[Stored data entries]
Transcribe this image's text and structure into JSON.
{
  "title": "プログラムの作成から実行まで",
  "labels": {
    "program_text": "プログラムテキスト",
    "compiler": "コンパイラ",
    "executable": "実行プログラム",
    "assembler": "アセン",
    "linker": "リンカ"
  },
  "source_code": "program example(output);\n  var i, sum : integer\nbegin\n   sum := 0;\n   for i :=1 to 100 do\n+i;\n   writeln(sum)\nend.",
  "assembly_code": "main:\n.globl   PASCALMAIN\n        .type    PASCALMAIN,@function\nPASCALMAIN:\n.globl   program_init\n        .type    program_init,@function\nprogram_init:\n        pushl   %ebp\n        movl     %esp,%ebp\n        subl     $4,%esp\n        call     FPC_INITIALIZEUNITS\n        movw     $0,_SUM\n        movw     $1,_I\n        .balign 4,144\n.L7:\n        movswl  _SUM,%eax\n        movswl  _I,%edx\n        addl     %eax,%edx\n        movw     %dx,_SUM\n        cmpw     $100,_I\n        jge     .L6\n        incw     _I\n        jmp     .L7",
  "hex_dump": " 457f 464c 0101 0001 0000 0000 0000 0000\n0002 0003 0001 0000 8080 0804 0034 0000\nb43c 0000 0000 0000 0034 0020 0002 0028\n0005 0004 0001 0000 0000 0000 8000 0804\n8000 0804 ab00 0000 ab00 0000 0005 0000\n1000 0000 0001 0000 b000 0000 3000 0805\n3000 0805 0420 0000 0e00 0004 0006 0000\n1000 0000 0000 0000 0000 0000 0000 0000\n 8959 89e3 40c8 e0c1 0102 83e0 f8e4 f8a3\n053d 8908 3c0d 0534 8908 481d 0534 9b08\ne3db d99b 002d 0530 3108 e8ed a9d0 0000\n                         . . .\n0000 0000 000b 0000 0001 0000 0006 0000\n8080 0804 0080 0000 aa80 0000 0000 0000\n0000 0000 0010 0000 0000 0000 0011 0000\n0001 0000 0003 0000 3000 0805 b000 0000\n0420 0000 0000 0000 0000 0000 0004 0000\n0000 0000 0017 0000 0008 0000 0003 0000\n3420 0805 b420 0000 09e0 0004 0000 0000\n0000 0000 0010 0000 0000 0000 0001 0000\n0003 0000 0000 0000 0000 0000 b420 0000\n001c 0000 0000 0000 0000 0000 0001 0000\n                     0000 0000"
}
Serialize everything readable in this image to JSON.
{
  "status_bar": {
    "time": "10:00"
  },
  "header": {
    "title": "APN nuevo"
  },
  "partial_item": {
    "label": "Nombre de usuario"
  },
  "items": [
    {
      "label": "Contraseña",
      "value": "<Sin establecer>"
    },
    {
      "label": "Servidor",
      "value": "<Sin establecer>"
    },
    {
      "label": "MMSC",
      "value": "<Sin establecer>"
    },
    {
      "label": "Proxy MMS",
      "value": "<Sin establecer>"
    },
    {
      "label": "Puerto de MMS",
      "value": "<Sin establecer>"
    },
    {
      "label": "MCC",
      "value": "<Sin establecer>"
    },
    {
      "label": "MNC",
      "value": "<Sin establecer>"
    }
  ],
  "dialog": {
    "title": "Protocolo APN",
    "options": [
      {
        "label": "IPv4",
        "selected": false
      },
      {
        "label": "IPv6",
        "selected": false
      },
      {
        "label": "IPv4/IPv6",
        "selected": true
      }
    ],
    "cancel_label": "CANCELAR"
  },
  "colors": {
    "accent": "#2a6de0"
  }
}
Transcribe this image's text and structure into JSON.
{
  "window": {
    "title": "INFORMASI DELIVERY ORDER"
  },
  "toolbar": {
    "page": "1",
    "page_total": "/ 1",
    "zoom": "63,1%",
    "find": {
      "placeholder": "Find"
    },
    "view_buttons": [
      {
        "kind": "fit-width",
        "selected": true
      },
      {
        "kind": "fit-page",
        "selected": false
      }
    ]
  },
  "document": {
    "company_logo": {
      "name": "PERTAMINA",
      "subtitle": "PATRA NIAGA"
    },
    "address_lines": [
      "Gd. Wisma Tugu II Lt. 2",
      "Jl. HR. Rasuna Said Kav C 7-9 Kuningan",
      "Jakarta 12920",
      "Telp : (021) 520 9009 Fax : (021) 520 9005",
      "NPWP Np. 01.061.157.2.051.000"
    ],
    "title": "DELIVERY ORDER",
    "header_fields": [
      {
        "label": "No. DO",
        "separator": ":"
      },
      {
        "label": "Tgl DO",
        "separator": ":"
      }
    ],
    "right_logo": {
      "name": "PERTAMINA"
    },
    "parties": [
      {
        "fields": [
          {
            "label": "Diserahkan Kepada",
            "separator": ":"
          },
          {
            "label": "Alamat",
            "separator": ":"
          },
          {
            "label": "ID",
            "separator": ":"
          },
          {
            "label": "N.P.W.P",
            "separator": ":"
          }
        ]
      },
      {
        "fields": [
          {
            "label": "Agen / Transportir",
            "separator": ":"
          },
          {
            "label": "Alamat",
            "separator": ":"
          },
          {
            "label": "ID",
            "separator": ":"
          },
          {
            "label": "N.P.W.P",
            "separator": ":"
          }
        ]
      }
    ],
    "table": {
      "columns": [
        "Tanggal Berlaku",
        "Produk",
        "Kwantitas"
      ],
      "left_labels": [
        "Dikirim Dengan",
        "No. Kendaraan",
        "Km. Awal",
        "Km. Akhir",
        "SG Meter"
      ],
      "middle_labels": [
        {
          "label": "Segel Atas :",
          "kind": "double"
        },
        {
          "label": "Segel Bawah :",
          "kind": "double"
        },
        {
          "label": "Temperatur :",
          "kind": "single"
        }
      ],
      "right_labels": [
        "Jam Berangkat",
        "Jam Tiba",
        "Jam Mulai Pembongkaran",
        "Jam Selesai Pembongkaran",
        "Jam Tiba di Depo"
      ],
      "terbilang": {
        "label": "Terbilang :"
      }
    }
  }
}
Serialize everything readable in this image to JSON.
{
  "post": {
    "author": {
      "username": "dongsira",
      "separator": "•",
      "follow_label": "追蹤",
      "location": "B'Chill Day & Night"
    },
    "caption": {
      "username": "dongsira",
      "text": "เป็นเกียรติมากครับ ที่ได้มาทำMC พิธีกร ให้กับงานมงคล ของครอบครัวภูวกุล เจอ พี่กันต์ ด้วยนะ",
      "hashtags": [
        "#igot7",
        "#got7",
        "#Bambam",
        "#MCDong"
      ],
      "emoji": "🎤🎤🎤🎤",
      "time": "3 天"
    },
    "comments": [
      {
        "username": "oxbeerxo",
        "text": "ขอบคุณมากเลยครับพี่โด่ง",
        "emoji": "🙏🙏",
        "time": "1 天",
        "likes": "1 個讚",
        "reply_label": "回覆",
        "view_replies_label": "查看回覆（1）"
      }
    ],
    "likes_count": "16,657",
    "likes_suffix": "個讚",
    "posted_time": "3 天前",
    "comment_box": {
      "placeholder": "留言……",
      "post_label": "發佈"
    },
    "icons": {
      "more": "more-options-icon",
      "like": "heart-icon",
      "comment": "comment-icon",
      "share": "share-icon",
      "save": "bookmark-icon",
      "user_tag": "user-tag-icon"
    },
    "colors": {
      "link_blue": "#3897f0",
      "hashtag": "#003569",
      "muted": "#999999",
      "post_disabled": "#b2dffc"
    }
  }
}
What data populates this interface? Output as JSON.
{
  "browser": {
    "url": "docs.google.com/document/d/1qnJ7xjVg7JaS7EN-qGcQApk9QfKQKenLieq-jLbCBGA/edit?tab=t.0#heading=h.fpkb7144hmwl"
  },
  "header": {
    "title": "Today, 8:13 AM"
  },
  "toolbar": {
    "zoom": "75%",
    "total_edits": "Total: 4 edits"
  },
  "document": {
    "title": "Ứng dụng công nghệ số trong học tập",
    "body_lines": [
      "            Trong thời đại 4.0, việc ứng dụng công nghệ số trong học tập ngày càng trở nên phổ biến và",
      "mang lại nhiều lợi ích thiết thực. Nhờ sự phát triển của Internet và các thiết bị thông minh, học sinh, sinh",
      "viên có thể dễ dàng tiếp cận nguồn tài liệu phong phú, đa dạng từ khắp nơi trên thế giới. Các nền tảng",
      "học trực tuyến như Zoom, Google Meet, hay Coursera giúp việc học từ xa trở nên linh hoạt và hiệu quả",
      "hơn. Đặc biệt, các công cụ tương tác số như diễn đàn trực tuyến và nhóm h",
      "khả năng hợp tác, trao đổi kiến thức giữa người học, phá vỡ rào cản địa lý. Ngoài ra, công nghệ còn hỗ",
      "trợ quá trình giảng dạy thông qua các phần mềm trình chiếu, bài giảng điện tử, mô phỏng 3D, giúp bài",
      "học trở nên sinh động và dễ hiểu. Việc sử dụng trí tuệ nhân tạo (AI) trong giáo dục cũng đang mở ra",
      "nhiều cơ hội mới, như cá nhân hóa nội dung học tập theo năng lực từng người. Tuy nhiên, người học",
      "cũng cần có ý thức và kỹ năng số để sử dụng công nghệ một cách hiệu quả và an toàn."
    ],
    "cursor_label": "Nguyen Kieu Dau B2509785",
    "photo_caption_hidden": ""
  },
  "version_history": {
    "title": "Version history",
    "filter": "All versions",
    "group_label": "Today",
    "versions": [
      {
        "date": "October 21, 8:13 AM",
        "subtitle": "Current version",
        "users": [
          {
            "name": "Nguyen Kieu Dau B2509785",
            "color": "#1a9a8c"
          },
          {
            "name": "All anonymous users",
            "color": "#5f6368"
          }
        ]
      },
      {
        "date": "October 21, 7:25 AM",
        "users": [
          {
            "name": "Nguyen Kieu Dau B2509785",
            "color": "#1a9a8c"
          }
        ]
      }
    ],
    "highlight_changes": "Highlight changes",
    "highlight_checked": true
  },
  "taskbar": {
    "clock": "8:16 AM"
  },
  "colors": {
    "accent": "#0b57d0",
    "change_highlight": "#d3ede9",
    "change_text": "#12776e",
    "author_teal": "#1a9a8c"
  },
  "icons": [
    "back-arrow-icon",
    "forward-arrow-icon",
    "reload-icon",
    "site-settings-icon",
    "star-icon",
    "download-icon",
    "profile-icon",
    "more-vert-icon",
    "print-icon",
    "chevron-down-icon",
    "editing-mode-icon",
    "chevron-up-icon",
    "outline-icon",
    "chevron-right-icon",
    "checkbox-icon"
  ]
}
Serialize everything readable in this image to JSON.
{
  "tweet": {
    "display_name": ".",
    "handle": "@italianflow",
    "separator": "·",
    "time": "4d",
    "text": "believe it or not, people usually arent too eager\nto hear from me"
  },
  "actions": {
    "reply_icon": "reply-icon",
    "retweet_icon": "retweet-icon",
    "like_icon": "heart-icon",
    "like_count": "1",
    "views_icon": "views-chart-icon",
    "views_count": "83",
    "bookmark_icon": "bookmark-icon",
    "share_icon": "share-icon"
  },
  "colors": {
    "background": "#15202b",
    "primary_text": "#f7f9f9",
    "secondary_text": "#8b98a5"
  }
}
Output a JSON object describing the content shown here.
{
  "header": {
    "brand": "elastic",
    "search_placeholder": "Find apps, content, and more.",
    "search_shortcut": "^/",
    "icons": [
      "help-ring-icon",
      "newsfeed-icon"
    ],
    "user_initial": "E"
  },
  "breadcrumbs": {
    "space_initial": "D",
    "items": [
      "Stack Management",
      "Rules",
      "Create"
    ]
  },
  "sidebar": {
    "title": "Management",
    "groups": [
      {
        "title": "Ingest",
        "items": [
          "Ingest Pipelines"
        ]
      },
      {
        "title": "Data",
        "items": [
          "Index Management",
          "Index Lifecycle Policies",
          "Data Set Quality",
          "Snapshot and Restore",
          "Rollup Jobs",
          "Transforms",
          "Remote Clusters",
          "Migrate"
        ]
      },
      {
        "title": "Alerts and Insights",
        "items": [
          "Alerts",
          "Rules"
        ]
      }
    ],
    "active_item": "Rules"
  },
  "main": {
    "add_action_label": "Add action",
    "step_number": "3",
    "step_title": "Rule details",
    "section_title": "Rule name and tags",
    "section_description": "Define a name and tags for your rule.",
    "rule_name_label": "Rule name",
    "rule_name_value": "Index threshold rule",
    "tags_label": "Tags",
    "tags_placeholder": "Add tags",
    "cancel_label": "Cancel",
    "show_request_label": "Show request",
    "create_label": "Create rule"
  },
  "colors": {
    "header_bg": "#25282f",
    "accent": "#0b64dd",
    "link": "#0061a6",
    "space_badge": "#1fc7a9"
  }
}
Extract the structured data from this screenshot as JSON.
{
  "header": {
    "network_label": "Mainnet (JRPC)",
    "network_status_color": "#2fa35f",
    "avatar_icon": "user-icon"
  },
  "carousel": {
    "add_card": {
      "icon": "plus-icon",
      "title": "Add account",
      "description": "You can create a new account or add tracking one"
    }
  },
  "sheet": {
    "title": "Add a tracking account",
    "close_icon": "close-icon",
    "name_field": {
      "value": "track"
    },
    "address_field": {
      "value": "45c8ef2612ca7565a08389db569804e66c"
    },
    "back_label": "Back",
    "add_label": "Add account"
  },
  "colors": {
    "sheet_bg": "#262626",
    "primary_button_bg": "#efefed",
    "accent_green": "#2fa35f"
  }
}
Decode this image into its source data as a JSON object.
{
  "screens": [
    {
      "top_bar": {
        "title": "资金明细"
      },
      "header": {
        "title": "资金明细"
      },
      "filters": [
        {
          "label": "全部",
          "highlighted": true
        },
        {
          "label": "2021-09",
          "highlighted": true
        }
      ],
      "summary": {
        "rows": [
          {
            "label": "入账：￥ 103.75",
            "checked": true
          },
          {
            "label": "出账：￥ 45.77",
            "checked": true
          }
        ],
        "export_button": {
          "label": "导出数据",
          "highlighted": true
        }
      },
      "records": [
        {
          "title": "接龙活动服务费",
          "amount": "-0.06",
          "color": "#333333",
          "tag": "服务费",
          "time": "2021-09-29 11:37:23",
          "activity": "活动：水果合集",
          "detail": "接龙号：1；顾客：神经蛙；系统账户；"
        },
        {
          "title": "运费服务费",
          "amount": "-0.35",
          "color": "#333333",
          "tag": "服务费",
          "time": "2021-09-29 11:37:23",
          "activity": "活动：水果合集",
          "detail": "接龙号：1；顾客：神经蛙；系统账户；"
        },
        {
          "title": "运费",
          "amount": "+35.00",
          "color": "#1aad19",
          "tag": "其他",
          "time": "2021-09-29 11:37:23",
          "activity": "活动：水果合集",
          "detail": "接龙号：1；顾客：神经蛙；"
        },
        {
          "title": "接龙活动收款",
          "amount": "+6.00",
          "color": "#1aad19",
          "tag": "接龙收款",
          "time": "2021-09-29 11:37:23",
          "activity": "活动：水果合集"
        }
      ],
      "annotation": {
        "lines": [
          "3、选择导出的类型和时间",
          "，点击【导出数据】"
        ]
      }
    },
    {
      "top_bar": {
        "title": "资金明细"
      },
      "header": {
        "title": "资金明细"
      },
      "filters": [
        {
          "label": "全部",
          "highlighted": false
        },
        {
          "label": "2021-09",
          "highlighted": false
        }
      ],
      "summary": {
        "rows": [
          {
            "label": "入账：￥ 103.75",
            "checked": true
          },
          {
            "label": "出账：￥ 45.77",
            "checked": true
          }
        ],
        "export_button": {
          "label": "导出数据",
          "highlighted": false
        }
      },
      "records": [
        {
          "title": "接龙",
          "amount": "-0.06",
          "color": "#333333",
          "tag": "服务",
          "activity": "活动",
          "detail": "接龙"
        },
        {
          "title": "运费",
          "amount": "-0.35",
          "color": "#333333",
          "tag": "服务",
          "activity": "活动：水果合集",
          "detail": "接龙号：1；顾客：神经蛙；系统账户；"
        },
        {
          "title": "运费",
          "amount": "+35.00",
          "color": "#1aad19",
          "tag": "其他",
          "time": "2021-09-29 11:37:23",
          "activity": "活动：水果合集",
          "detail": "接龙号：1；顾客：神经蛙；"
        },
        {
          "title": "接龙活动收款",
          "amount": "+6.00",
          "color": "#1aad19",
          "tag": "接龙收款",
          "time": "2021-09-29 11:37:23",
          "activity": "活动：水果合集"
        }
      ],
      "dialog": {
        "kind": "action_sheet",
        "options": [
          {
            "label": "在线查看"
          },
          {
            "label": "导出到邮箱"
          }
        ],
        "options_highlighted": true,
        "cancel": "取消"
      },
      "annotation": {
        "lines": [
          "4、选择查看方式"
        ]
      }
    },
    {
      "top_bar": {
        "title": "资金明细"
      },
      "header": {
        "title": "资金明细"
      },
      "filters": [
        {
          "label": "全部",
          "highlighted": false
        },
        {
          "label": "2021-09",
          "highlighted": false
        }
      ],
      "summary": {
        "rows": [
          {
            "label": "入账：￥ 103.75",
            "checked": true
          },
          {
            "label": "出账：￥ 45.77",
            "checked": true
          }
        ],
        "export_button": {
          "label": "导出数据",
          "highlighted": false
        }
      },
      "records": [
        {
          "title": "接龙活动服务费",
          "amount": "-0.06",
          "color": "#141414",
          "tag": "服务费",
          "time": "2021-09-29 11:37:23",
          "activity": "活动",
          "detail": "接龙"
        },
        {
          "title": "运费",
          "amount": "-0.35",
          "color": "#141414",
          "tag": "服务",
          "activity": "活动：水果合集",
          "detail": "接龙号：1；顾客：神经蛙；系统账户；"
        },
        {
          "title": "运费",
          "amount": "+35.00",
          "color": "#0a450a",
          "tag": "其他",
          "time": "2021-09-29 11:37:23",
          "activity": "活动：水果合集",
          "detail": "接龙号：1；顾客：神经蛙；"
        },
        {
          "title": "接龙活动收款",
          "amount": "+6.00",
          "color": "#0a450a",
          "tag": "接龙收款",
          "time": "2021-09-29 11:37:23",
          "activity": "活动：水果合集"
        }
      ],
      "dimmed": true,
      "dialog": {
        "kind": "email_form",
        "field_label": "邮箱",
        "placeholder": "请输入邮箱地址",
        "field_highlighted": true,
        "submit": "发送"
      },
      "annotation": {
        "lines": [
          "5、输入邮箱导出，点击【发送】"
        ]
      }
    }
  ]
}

WRITTEN PROBLEM -> Find every line that has "cũng" in it, then return those lines.

ANSWER FOR THIS EXERCISE ->
      "học trở nên sinh động và dễ hiểu. Việc sử dụng trí tuệ nhân tạo (AI) trong giáo dục cũng đang mở ra",
      "cũng cần có ý thức và kỹ năng số để sử dụng công nghệ một cách hiệu quả và an toàn."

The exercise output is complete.